══ Entries provided ══

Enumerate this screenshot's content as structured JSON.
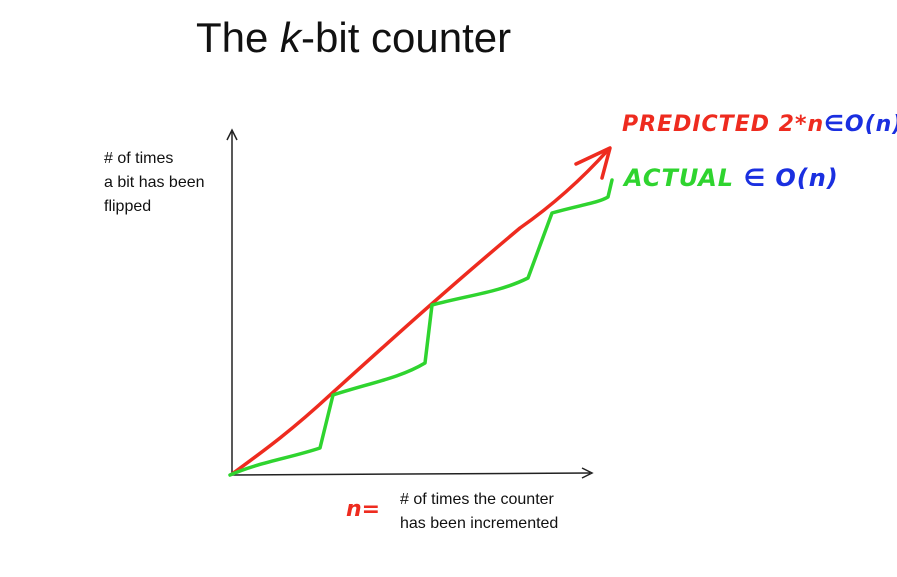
{
  "title": {
    "prefix": "The ",
    "italic": "k",
    "suffix": "-bit counter"
  },
  "y_axis_label": [
    "# of times",
    "a bit has been",
    "flipped"
  ],
  "x_axis_label": [
    "# of times the counter",
    "has been incremented"
  ],
  "annotations": {
    "predicted": {
      "text": "PREDICTED",
      "expr": "2*n",
      "bound": "∈O(n)"
    },
    "actual": {
      "text": "ACTUAL",
      "bound": "∈ O(n)"
    },
    "n_mark": "n="
  },
  "colors": {
    "predicted": "#ee2b1f",
    "actual": "#2fd42f",
    "bound": "#1a2fe0",
    "axis": "#222222"
  }
}
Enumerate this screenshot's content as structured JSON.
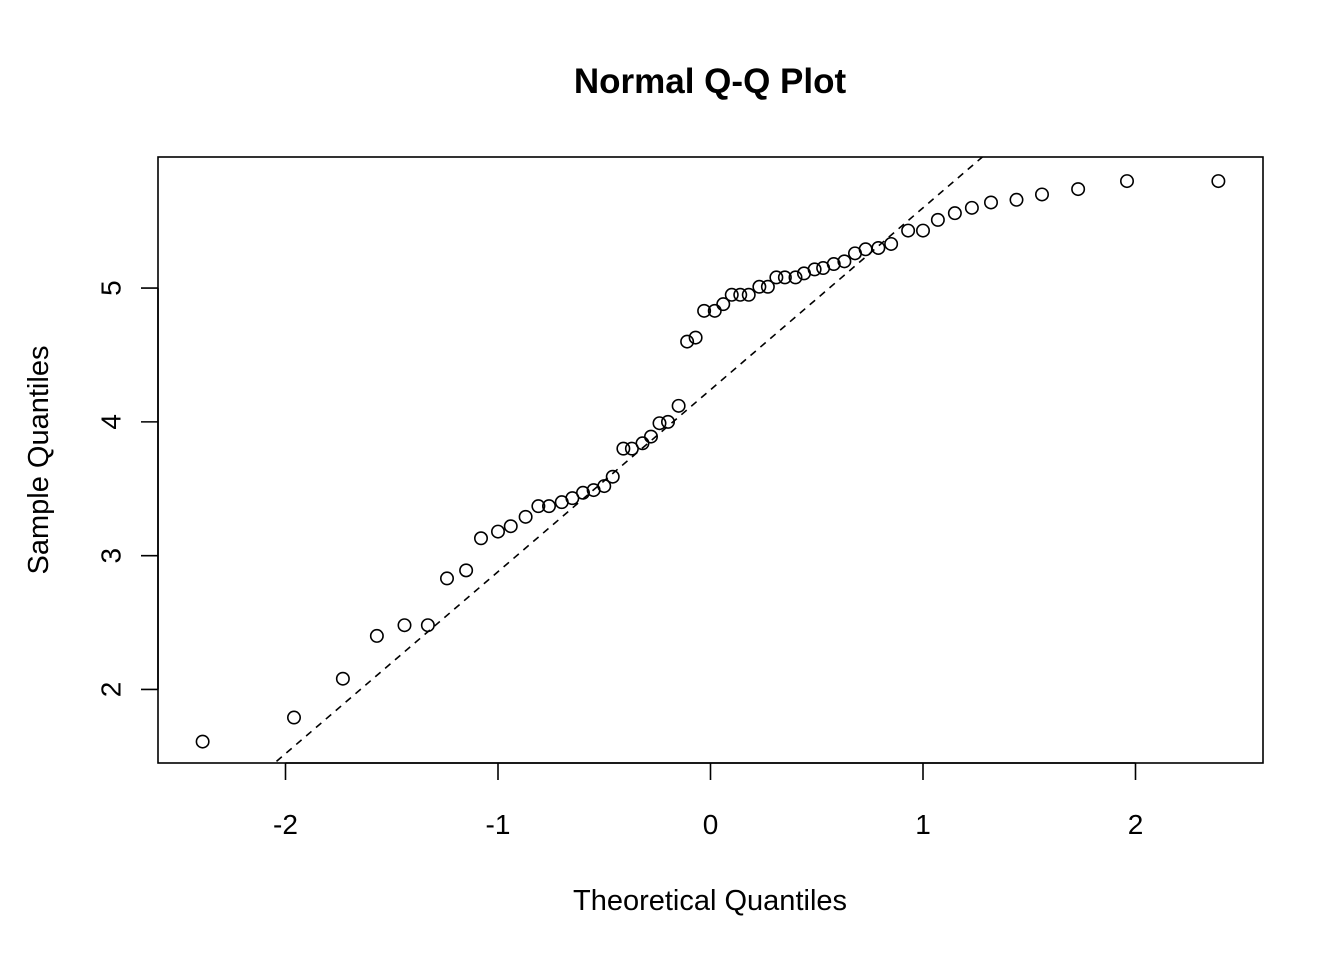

═══

__Exercise__.
Copy the records above exactly, omitting every picture.

__Output below__.
Enumerate this screenshot's content as structured JSON.
{
  "title": {
    "prefix": "The ",
    "italic": "k",
    "suffix": "-bit counter"
  },
  "y_axis_label": [
    "# of times",
    "a bit has been",
    "flipped"
  ],
  "x_axis_label": [
    "# of times the counter",
    "has been incremented"
  ],
  "annotations": {
    "predicted": {
      "text": "PREDICTED",
      "expr": "2*n",
      "bound": "∈O(n)"
    },
    "actual": {
      "text": "ACTUAL",
      "bound": "∈ O(n)"
    },
    "n_mark": "n="
  },
  "colors": {
    "predicted": "#ee2b1f",
    "actual": "#2fd42f",
    "bound": "#1a2fe0",
    "axis": "#222222"
  }
}
Enumerate this screenshot's content as structured JSON.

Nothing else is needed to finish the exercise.